- EXERCISE -
Locate the line that contains "Convert this document image to plain text.". Reproduce it and all following lines up to the end of the material, exactly and with nothing added.

- PROVIDED RECORDS -

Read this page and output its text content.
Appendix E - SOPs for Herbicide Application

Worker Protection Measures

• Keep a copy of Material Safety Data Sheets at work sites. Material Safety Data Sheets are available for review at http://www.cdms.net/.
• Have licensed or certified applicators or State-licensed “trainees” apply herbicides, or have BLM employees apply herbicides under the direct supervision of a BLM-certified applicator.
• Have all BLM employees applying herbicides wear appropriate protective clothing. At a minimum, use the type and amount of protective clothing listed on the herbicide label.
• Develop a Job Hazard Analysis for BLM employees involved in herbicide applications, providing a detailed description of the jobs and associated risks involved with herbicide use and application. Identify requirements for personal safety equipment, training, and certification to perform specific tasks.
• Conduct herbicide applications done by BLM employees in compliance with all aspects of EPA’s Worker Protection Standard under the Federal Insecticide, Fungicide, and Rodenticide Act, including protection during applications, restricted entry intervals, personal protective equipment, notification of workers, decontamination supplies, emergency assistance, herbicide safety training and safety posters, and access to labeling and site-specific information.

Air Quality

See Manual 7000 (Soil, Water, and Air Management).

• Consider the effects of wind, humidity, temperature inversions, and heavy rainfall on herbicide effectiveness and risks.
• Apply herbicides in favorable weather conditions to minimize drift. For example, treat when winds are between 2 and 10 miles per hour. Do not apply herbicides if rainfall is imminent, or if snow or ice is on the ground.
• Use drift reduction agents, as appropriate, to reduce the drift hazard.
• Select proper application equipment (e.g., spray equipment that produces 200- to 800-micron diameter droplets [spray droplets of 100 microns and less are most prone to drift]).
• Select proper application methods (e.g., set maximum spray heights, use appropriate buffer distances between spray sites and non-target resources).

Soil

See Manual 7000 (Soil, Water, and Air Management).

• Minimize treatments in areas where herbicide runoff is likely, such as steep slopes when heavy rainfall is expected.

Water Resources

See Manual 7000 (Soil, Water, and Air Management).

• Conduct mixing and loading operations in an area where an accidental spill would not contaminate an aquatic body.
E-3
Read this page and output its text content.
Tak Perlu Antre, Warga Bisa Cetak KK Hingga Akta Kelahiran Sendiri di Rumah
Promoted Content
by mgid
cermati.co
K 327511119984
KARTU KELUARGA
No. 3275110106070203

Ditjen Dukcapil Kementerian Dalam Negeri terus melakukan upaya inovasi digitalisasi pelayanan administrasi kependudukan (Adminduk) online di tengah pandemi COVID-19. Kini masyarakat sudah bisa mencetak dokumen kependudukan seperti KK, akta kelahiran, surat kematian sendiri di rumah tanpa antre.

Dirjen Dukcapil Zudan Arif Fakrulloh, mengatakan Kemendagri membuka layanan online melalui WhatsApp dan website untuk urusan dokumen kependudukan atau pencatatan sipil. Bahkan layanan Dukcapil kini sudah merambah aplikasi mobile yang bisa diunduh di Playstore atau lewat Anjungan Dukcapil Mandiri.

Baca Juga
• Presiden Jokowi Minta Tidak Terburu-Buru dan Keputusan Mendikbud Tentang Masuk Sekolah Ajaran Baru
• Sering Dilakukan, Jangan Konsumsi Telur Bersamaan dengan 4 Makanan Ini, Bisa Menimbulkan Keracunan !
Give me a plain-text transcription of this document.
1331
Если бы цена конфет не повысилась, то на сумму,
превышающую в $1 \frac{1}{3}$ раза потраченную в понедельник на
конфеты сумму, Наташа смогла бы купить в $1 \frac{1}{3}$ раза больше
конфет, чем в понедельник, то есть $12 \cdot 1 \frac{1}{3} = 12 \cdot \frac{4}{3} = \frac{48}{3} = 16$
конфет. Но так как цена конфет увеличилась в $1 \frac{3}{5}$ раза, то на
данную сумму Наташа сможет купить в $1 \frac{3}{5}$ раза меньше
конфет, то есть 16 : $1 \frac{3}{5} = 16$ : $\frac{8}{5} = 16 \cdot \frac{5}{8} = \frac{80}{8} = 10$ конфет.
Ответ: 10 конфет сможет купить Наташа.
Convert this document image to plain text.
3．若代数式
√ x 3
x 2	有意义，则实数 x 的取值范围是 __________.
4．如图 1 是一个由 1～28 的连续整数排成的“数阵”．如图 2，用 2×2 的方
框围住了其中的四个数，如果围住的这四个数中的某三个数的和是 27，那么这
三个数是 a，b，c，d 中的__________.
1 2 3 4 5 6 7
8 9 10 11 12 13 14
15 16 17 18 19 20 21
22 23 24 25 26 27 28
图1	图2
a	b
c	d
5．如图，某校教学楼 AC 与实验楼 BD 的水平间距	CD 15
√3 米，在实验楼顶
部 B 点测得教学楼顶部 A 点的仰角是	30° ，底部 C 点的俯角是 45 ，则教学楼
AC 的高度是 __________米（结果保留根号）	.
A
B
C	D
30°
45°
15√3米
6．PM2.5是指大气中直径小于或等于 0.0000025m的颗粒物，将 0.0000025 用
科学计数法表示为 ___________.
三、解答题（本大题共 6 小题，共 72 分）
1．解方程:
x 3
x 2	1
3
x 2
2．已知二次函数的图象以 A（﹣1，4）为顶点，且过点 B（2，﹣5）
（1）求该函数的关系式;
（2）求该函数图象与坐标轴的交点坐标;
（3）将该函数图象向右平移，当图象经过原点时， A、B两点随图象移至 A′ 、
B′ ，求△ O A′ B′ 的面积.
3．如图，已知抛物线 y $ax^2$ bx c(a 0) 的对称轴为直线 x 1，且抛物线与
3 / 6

- EXERCISE RESPONSE -
Convert this document image to plain text.
3．若代数式
√ x 3
x 2	有意义，则实数 x 的取值范围是 __________.
4．如图 1 是一个由 1～28 的连续整数排成的“数阵”．如图 2，用 2×2 的方
框围住了其中的四个数，如果围住的这四个数中的某三个数的和是 27，那么这
三个数是 a，b，c，d 中的__________.
1 2 3 4 5 6 7
8 9 10 11 12 13 14
15 16 17 18 19 20 21
22 23 24 25 26 27 28
图1	图2
a	b
c	d
5．如图，某校教学楼 AC 与实验楼 BD 的水平间距	CD 15
√3 米，在实验楼顶
部 B 点测得教学楼顶部 A 点的仰角是	30° ，底部 C 点的俯角是 45 ，则教学楼
AC 的高度是 __________米（结果保留根号）	.
A
B
C	D
30°
45°
15√3米
6．PM2.5是指大气中直径小于或等于 0.0000025m的颗粒物，将 0.0000025 用
科学计数法表示为 ___________.
三、解答题（本大题共 6 小题，共 72 分）
1．解方程:
x 3
x 2	1
3
x 2
2．已知二次函数的图象以 A（﹣1，4）为顶点，且过点 B（2，﹣5）
（1）求该函数的关系式;
（2）求该函数图象与坐标轴的交点坐标;
（3）将该函数图象向右平移，当图象经过原点时， A、B两点随图象移至 A′ 、
B′ ，求△ O A′ B′ 的面积.
3．如图，已知抛物线 y $ax^2$ bx c(a 0) 的对称轴为直线 x 1，且抛物线与
3 / 6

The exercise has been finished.